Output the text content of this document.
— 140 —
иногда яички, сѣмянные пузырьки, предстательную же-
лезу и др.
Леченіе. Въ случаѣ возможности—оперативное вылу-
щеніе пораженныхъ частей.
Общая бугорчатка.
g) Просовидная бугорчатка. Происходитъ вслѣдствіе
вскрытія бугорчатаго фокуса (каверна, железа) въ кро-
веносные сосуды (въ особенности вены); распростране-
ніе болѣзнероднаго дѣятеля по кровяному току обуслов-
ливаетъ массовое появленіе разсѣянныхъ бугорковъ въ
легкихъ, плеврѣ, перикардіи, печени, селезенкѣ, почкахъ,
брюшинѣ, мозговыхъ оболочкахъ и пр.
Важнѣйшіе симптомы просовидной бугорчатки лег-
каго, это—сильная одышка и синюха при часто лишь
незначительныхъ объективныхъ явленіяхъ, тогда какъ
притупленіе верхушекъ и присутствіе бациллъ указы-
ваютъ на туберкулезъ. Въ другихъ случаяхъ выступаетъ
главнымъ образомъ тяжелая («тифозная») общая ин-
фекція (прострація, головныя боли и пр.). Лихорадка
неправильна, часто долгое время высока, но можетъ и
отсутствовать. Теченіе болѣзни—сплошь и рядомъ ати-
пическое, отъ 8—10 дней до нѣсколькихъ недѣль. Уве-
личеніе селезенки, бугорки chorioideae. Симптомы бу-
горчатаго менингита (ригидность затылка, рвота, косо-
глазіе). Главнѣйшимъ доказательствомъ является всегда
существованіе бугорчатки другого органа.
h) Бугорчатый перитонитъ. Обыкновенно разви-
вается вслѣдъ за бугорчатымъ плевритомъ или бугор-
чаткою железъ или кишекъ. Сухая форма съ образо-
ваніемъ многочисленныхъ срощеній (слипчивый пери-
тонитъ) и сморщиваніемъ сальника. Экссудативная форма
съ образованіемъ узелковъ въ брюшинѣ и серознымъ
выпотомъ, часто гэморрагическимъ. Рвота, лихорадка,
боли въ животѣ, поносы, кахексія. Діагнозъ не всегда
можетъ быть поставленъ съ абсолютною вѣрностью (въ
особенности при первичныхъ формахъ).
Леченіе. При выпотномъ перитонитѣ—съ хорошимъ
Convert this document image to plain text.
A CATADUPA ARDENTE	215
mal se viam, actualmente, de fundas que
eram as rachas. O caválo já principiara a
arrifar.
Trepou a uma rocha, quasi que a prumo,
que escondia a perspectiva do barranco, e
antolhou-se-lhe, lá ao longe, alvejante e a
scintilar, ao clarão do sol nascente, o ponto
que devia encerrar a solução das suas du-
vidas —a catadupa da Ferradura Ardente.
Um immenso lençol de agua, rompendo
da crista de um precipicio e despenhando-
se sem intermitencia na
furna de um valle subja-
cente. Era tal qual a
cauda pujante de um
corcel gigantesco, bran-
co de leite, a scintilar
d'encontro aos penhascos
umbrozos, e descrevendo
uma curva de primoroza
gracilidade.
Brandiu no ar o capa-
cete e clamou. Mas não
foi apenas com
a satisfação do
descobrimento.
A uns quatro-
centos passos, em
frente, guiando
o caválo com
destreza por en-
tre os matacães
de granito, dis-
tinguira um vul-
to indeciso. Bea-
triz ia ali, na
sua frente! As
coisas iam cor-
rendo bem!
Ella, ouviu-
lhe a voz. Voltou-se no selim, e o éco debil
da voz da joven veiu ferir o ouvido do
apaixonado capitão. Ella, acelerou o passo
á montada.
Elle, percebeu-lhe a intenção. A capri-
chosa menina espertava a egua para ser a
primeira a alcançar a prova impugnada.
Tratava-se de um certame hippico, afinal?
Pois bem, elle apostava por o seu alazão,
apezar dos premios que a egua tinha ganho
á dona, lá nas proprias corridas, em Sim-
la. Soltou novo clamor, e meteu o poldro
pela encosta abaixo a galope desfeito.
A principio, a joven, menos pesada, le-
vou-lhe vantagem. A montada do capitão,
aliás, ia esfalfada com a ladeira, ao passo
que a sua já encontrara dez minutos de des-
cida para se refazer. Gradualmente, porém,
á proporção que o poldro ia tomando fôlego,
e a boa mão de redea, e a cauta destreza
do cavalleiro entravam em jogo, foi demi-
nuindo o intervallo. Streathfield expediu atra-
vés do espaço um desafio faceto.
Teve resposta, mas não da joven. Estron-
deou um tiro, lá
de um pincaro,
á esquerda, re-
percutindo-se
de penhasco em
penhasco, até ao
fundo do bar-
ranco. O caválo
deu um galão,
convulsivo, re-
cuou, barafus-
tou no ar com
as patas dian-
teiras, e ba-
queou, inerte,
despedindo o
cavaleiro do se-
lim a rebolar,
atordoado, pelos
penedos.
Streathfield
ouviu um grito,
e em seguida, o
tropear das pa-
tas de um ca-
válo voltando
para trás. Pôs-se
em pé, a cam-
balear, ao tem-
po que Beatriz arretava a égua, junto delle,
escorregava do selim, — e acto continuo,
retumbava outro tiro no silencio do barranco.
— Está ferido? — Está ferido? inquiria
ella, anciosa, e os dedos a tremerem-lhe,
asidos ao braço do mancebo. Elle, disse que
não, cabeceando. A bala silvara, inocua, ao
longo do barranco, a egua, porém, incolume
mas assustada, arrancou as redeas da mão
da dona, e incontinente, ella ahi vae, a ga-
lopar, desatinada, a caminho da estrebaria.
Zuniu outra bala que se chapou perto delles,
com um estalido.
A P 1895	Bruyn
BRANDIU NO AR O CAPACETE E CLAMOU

══════

**Given instruction**.
Look through the entries above; copy each line where the string "egua" appears.

**Output of the exercise**.
chosa menina espertava a egua para ser a
apezar dos premios que a egua tinha ganho
longo do barranco, a egua, porém, incolume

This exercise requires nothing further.